** Start **

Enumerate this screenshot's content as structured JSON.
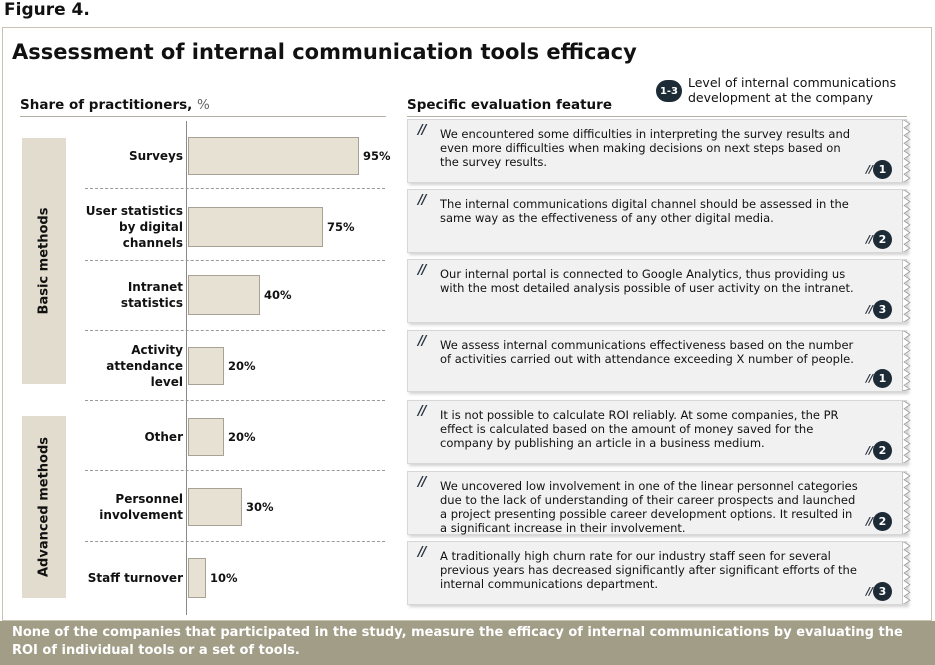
{
  "figure_label": "Figure 4.",
  "title": "Assessment of internal communication tools efficacy",
  "left_header": {
    "label": "Share of practitioners,",
    "unit": "%"
  },
  "right_header": "Specific evaluation  feature",
  "legend": {
    "badge": "1-3",
    "text": "Level of internal  communications development at the company"
  },
  "groups": [
    "Basic methods",
    "Advanced methods"
  ],
  "chart_data": {
    "type": "bar",
    "orientation": "horizontal",
    "categories": [
      "Surveys",
      "User statistics by digital channels",
      "Intranet statistics",
      "Activity attendance level",
      "Other",
      "Personnel involvement",
      "Staff turnover"
    ],
    "values": [
      95,
      75,
      40,
      20,
      20,
      30,
      10
    ],
    "value_labels": [
      "95%",
      "75%",
      "40%",
      "20%",
      "20%",
      "30%",
      "10%"
    ],
    "category_groups": [
      "Basic methods",
      "Basic methods",
      "Basic methods",
      "Basic methods",
      "Advanced methods",
      "Advanced methods",
      "Advanced methods"
    ],
    "xlim": [
      0,
      100
    ],
    "xlabel": "Share of practitioners, %",
    "bar_color": "#e6e1d2",
    "grid": false
  },
  "features": [
    {
      "text": "We encountered some difficulties in interpreting the survey results and even more difficulties when making decisions  on next steps based on the survey results.",
      "level": "1"
    },
    {
      "text": "The internal communications digital channel should be assessed in the same way as the effectiveness  of any other digital media.",
      "level": "2"
    },
    {
      "text": "Our internal portal is connected to Google Analytics, thus providing us with the most detailed analysis possible of user activity  on the intranet.",
      "level": "3"
    },
    {
      "text": "We assess internal communications  effectiveness  based on the number of activities  carried out with attendance exceeding X number of people.",
      "level": "1"
    },
    {
      "text": "It is not possible to calculate ROI reliably. At some companies, the PR effect is calculated based on the amount of money saved for the company by publishing an article in a business medium.",
      "level": "2"
    },
    {
      "text": "We uncovered low involvement  in one of the linear personnel categories due to the lack  of understanding of their career prospects and launched a project presenting possible career development options. It resulted in a significant  increase in their involvement.",
      "level": "2"
    },
    {
      "text": "A traditionally high churn rate for our industry staff seen for several previous years has decreased significantly after significant efforts of the internal communications department.",
      "level": "3"
    }
  ],
  "footer": "None of the companies that participated in the study, measure the  efficacy of internal communications  by evaluating the ROI of individual tools or a set of tools.",
  "colors": {
    "badge": "#1d2b37",
    "footer_bg": "#a19d87",
    "group_bg": "#e1dccd",
    "card_bg": "#f1f1f1"
  }
}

** End **

Directive: Reproduce each line exactly as it appears, omitting the pictures.

Expected output:
Enumerate this screenshot's content as structured JSON.
{
  "figure_label": "Figure 4.",
  "title": "Assessment of internal communication tools efficacy",
  "left_header": {
    "label": "Share of practitioners,",
    "unit": "%"
  },
  "right_header": "Specific evaluation  feature",
  "legend": {
    "badge": "1-3",
    "text": "Level of internal  communications development at the company"
  },
  "groups": [
    "Basic methods",
    "Advanced methods"
  ],
  "chart_data": {
    "type": "bar",
    "orientation": "horizontal",
    "categories": [
      "Surveys",
      "User statistics by digital channels",
      "Intranet statistics",
      "Activity attendance level",
      "Other",
      "Personnel involvement",
      "Staff turnover"
    ],
    "values": [
      95,
      75,
      40,
      20,
      20,
      30,
      10
    ],
    "value_labels": [
      "95%",
      "75%",
      "40%",
      "20%",
      "20%",
      "30%",
      "10%"
    ],
    "category_groups": [
      "Basic methods",
      "Basic methods",
      "Basic methods",
      "Basic methods",
      "Advanced methods",
      "Advanced methods",
      "Advanced methods"
    ],
    "xlim": [
      0,
      100
    ],
    "xlabel": "Share of practitioners, %",
    "bar_color": "#e6e1d2",
    "grid": false
  },
  "features": [
    {
      "text": "We encountered some difficulties in interpreting the survey results and even more difficulties when making decisions  on next steps based on the survey results.",
      "level": "1"
    },
    {
      "text": "The internal communications digital channel should be assessed in the same way as the effectiveness  of any other digital media.",
      "level": "2"
    },
    {
      "text": "Our internal portal is connected to Google Analytics, thus providing us with the most detailed analysis possible of user activity  on the intranet.",
      "level": "3"
    },
    {
      "text": "We assess internal communications  effectiveness  based on the number of activities  carried out with attendance exceeding X number of people.",
      "level": "1"
    },
    {
      "text": "It is not possible to calculate ROI reliably. At some companies, the PR effect is calculated based on the amount of money saved for the company by publishing an article in a business medium.",
      "level": "2"
    },
    {
      "text": "We uncovered low involvement  in one of the linear personnel categories due to the lack  of understanding of their career prospects and launched a project presenting possible career development options. It resulted in a significant  increase in their involvement.",
      "level": "2"
    },
    {
      "text": "A traditionally high churn rate for our industry staff seen for several previous years has decreased significantly after significant efforts of the internal communications department.",
      "level": "3"
    }
  ],
  "footer": "None of the companies that participated in the study, measure the  efficacy of internal communications  by evaluating the ROI of individual tools or a set of tools.",
  "colors": {
    "badge": "#1d2b37",
    "footer_bg": "#a19d87",
    "group_bg": "#e1dccd",
    "card_bg": "#f1f1f1"
  }
}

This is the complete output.